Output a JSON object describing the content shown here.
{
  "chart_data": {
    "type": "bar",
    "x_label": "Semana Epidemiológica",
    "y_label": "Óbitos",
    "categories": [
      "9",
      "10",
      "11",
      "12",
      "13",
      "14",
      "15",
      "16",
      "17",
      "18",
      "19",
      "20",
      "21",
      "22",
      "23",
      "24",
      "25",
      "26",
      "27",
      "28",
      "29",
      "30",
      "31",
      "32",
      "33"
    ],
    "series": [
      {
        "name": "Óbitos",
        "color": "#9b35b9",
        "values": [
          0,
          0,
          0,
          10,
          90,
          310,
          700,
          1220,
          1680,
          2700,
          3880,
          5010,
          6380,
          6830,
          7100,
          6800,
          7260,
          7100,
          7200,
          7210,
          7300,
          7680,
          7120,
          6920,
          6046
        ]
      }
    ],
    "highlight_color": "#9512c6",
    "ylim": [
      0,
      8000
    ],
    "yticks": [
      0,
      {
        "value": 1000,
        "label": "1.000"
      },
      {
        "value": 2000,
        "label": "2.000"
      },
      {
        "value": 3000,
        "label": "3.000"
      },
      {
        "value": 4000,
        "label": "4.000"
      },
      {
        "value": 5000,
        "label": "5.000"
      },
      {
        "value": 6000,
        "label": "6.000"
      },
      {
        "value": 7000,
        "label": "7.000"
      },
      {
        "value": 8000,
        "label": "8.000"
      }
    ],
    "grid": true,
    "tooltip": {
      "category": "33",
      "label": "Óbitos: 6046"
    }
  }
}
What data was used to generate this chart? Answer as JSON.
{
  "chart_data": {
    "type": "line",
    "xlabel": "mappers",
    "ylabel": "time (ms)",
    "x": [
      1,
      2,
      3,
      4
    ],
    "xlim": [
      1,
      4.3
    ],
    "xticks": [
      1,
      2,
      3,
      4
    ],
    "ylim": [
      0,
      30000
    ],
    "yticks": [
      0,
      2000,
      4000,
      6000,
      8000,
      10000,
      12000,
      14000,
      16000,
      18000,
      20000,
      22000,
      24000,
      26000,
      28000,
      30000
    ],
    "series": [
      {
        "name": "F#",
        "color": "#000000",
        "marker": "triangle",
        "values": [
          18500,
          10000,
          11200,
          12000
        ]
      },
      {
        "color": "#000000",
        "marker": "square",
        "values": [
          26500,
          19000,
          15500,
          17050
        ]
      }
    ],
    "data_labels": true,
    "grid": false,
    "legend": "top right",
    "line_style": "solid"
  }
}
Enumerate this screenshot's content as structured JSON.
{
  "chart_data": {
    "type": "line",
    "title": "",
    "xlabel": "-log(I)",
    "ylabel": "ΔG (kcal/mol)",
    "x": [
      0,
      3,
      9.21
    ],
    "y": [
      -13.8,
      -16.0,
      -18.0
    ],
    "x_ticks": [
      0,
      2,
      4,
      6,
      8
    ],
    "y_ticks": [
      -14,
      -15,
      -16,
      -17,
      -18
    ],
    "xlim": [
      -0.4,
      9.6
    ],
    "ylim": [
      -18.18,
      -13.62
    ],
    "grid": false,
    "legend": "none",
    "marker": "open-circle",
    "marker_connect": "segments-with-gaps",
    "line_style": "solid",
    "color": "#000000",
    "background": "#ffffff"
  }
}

****************

Every line from the one containing "Enumerate this screenshot's" through the last line of the entries must be written out verbatim, and no other line.

* [Task response]:
Enumerate this screenshot's content as structured JSON.
{
  "chart_data": {
    "type": "line",
    "title": "",
    "xlabel": "-log(I)",
    "ylabel": "ΔG (kcal/mol)",
    "x": [
      0,
      3,
      9.21
    ],
    "y": [
      -13.8,
      -16.0,
      -18.0
    ],
    "x_ticks": [
      0,
      2,
      4,
      6,
      8
    ],
    "y_ticks": [
      -14,
      -15,
      -16,
      -17,
      -18
    ],
    "xlim": [
      -0.4,
      9.6
    ],
    "ylim": [
      -18.18,
      -13.62
    ],
    "grid": false,
    "legend": "none",
    "marker": "open-circle",
    "marker_connect": "segments-with-gaps",
    "line_style": "solid",
    "color": "#000000",
    "background": "#ffffff"
  }
}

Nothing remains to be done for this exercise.